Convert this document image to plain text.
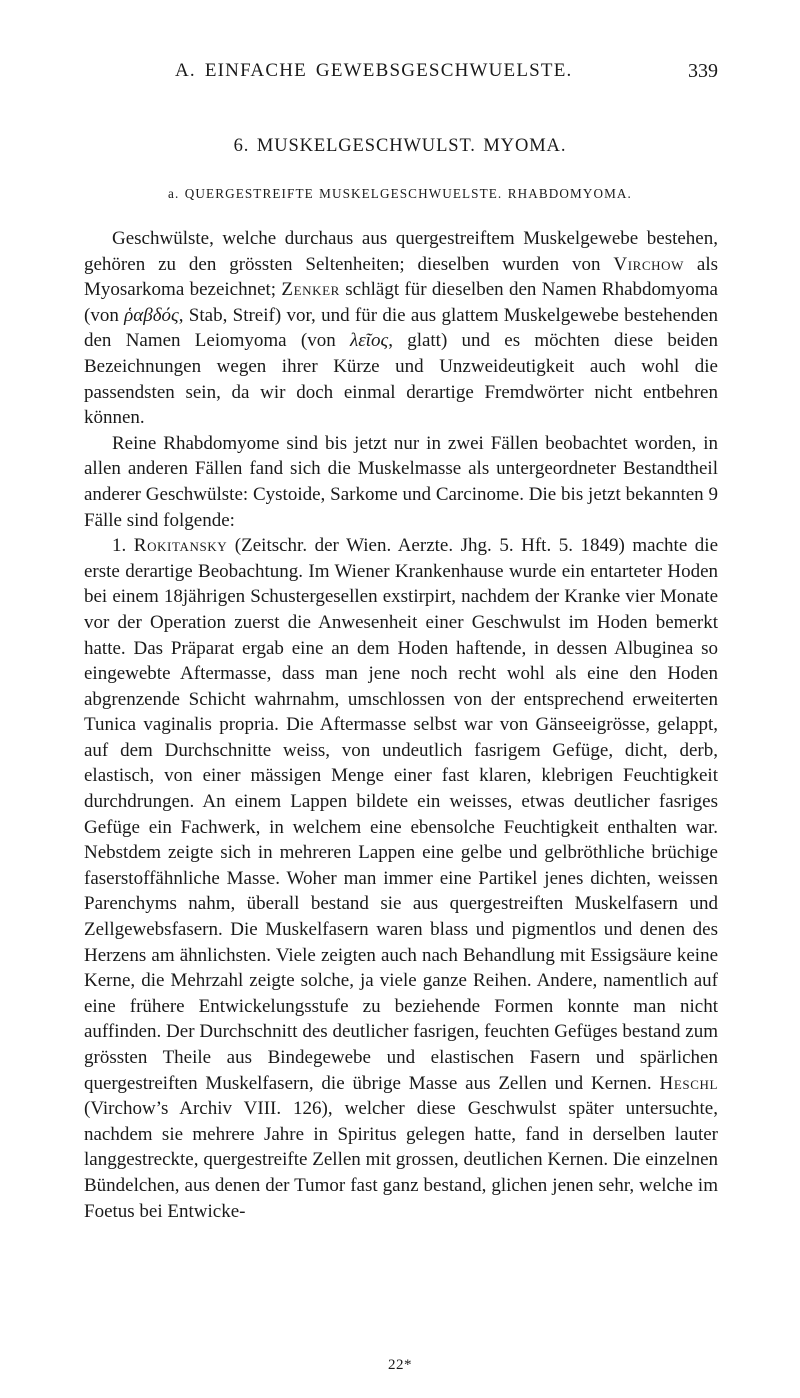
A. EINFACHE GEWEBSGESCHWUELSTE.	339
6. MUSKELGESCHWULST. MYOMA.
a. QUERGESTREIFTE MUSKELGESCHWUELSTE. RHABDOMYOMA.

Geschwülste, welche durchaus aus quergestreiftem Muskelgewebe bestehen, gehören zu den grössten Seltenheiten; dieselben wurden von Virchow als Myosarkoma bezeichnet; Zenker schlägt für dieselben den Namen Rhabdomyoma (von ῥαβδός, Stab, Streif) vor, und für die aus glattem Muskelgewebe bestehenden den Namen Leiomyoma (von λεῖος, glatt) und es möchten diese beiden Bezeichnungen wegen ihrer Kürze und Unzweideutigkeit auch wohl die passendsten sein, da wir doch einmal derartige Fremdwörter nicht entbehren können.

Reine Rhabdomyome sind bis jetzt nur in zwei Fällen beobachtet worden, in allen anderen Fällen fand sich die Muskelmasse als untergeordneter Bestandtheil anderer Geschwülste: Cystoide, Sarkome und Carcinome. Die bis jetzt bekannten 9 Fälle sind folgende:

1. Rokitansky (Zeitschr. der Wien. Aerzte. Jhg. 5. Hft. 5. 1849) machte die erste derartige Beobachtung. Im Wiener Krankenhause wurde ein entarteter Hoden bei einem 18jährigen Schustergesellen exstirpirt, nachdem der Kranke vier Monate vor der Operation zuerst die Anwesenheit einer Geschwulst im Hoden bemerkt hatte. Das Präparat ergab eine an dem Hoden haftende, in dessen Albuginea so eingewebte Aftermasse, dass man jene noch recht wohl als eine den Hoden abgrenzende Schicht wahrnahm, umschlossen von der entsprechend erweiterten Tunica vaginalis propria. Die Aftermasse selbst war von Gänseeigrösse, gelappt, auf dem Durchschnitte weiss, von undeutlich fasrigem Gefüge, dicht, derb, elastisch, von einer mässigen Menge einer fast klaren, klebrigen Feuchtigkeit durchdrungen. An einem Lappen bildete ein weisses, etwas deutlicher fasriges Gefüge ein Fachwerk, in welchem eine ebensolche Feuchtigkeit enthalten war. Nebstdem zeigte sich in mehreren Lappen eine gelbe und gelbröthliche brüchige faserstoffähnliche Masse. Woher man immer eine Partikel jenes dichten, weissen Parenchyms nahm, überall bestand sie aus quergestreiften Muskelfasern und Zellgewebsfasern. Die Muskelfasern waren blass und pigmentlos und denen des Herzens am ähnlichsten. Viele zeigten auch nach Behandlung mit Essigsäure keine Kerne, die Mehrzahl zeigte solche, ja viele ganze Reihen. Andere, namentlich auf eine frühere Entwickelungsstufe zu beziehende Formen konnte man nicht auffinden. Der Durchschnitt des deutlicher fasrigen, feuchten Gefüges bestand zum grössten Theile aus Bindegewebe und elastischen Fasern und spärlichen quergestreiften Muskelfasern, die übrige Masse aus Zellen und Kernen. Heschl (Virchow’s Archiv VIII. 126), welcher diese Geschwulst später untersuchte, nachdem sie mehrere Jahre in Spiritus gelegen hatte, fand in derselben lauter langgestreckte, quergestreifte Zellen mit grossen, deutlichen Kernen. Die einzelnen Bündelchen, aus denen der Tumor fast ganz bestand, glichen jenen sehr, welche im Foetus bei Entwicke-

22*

**Problem description**
Repeat exactly, please: transcribe each entry and leave out the pictures.

**Response below**
Convert this document image to plain text.
A. EINFACHE GEWEBSGESCHWUELSTE.	339
6. MUSKELGESCHWULST. MYOMA.
a. QUERGESTREIFTE MUSKELGESCHWUELSTE. RHABDOMYOMA.

Geschwülste, welche durchaus aus quergestreiftem Muskelgewebe bestehen, gehören zu den grössten Seltenheiten; dieselben wurden von Virchow als Myosarkoma bezeichnet; Zenker schlägt für dieselben den Namen Rhabdomyoma (von ῥαβδός, Stab, Streif) vor, und für die aus glattem Muskelgewebe bestehenden den Namen Leiomyoma (von λεῖος, glatt) und es möchten diese beiden Bezeichnungen wegen ihrer Kürze und Unzweideutigkeit auch wohl die passendsten sein, da wir doch einmal derartige Fremdwörter nicht entbehren können.

Reine Rhabdomyome sind bis jetzt nur in zwei Fällen beobachtet worden, in allen anderen Fällen fand sich die Muskelmasse als untergeordneter Bestandtheil anderer Geschwülste: Cystoide, Sarkome und Carcinome. Die bis jetzt bekannten 9 Fälle sind folgende:

1. Rokitansky (Zeitschr. der Wien. Aerzte. Jhg. 5. Hft. 5. 1849) machte die erste derartige Beobachtung. Im Wiener Krankenhause wurde ein entarteter Hoden bei einem 18jährigen Schustergesellen exstirpirt, nachdem der Kranke vier Monate vor der Operation zuerst die Anwesenheit einer Geschwulst im Hoden bemerkt hatte. Das Präparat ergab eine an dem Hoden haftende, in dessen Albuginea so eingewebte Aftermasse, dass man jene noch recht wohl als eine den Hoden abgrenzende Schicht wahrnahm, umschlossen von der entsprechend erweiterten Tunica vaginalis propria. Die Aftermasse selbst war von Gänseeigrösse, gelappt, auf dem Durchschnitte weiss, von undeutlich fasrigem Gefüge, dicht, derb, elastisch, von einer mässigen Menge einer fast klaren, klebrigen Feuchtigkeit durchdrungen. An einem Lappen bildete ein weisses, etwas deutlicher fasriges Gefüge ein Fachwerk, in welchem eine ebensolche Feuchtigkeit enthalten war. Nebstdem zeigte sich in mehreren Lappen eine gelbe und gelbröthliche brüchige faserstoffähnliche Masse. Woher man immer eine Partikel jenes dichten, weissen Parenchyms nahm, überall bestand sie aus quergestreiften Muskelfasern und Zellgewebsfasern. Die Muskelfasern waren blass und pigmentlos und denen des Herzens am ähnlichsten. Viele zeigten auch nach Behandlung mit Essigsäure keine Kerne, die Mehrzahl zeigte solche, ja viele ganze Reihen. Andere, namentlich auf eine frühere Entwickelungsstufe zu beziehende Formen konnte man nicht auffinden. Der Durchschnitt des deutlicher fasrigen, feuchten Gefüges bestand zum grössten Theile aus Bindegewebe und elastischen Fasern und spärlichen quergestreiften Muskelfasern, die übrige Masse aus Zellen und Kernen. Heschl (Virchow’s Archiv VIII. 126), welcher diese Geschwulst später untersuchte, nachdem sie mehrere Jahre in Spiritus gelegen hatte, fand in derselben lauter langgestreckte, quergestreifte Zellen mit grossen, deutlichen Kernen. Die einzelnen Bündelchen, aus denen der Tumor fast ganz bestand, glichen jenen sehr, welche im Foetus bei Entwicke-

22*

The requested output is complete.